■ **EXTRACT PROVIDED**:

Inspect configuration:

Bash

tenets config show                # Full config
tenets config show --key ranking  # Specific section
tenets config show --format json  # JSON output

Files and locations¶

Tenets searches these locations in order and uses the first it finds: - ./.tenets.yml - ./.tenets.yaml - ./tenets.yml - ./.config/tenets.yml - ~/.config/tenets/config.yml - ~/.tenets.yml

Create a starter file:

tenets config init # writes .tenets.yml in the current directory

Complete Configuration Schema¶

All available configuration sections and their options:

YAML

# ============= Core Settings =============
max_tokens: 100000          # Maximum tokens for context (default: 100000)
debug: false                # Enable debug logging
quiet: false                # Suppress non-essential output

# ============= File Scanning =============
scanner:
  respect_gitignore: true          # Honor .gitignore patterns
  follow_symlinks: false           # Follow symbolic links
  max_file_size: 5000000          # Max file size in bytes (5MB)

■ **DATASET**:
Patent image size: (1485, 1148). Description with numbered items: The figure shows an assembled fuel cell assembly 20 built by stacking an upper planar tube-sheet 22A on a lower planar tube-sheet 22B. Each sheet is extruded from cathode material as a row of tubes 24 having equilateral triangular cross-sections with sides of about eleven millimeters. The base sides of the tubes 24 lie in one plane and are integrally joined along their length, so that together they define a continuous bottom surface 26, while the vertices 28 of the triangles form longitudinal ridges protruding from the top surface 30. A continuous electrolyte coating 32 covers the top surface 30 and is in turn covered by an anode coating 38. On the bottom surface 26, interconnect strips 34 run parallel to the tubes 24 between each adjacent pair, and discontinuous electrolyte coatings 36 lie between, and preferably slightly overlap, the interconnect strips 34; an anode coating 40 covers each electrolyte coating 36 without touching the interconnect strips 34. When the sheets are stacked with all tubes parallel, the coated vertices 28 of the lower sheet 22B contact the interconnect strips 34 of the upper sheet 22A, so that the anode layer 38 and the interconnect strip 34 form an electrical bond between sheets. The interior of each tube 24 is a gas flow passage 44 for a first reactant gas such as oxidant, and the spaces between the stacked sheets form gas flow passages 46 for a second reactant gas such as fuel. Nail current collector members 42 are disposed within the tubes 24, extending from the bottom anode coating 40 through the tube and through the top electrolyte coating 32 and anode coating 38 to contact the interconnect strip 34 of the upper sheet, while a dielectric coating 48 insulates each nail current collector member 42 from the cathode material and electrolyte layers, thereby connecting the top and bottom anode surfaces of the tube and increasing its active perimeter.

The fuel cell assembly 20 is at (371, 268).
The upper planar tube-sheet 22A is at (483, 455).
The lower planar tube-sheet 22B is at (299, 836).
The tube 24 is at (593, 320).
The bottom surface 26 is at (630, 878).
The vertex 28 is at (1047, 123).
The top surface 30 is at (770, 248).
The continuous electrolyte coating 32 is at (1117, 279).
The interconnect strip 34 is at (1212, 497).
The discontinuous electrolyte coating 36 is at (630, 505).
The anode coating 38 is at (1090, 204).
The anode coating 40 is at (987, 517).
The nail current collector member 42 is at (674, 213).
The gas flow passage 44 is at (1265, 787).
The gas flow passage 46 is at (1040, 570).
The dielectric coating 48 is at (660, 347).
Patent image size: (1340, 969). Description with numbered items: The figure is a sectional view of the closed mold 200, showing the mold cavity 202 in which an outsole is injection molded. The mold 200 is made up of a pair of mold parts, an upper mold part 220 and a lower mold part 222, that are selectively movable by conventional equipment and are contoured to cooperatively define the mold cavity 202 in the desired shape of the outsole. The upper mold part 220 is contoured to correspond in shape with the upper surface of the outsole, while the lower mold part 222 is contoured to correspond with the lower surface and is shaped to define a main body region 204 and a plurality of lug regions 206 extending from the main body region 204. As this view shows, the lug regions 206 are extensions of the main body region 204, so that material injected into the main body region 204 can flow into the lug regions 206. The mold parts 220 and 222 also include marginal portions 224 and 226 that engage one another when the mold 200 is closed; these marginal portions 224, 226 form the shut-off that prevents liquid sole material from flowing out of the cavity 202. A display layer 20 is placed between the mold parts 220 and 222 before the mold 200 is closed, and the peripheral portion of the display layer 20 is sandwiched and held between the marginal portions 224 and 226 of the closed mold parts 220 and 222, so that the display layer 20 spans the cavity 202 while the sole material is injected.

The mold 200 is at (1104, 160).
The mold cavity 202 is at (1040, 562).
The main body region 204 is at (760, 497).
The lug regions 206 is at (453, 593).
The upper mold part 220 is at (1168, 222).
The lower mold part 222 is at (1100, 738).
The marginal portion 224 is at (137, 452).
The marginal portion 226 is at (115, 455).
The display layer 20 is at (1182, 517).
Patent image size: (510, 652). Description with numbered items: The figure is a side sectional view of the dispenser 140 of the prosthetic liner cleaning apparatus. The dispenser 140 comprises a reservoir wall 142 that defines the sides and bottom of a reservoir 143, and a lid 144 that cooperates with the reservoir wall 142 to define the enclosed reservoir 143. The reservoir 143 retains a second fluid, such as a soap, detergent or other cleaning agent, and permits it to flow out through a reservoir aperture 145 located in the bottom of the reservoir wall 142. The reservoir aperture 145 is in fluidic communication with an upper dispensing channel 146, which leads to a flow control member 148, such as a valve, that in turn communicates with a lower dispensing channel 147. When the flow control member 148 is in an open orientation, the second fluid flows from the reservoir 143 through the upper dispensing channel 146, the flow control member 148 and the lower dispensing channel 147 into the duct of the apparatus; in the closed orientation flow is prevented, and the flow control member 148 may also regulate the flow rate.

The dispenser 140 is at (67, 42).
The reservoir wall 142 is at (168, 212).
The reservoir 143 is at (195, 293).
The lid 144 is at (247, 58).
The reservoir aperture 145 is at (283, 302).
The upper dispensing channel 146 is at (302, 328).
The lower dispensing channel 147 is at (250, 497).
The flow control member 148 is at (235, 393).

■ **TASK INSTRUCTIONS**:
• a. According to the Tenets configuration excerpt, which file does the command tenets config init write, and where?
• b. Please retype part of the Tenets configuration excerpt: begin at the words "# ============= Core Settings" and stop after "in bytes (5MB)".
The data can be ignored here.

■ **RESULTS**:
• a. It writes .tenets.yml in the current directory.

• b.
# ============= Core Settings =============
max_tokens: 100000          # Maximum tokens for context (default: 100000)
debug: false                # Enable debug logging
quiet: false                # Suppress non-essential output

# ============= File Scanning =============
scanner:
  respect_gitignore: true          # Honor .gitignore patterns
  follow_symlinks: false           # Follow symbolic links
  max_file_size: 5000000          # Max file size in bytes (5MB)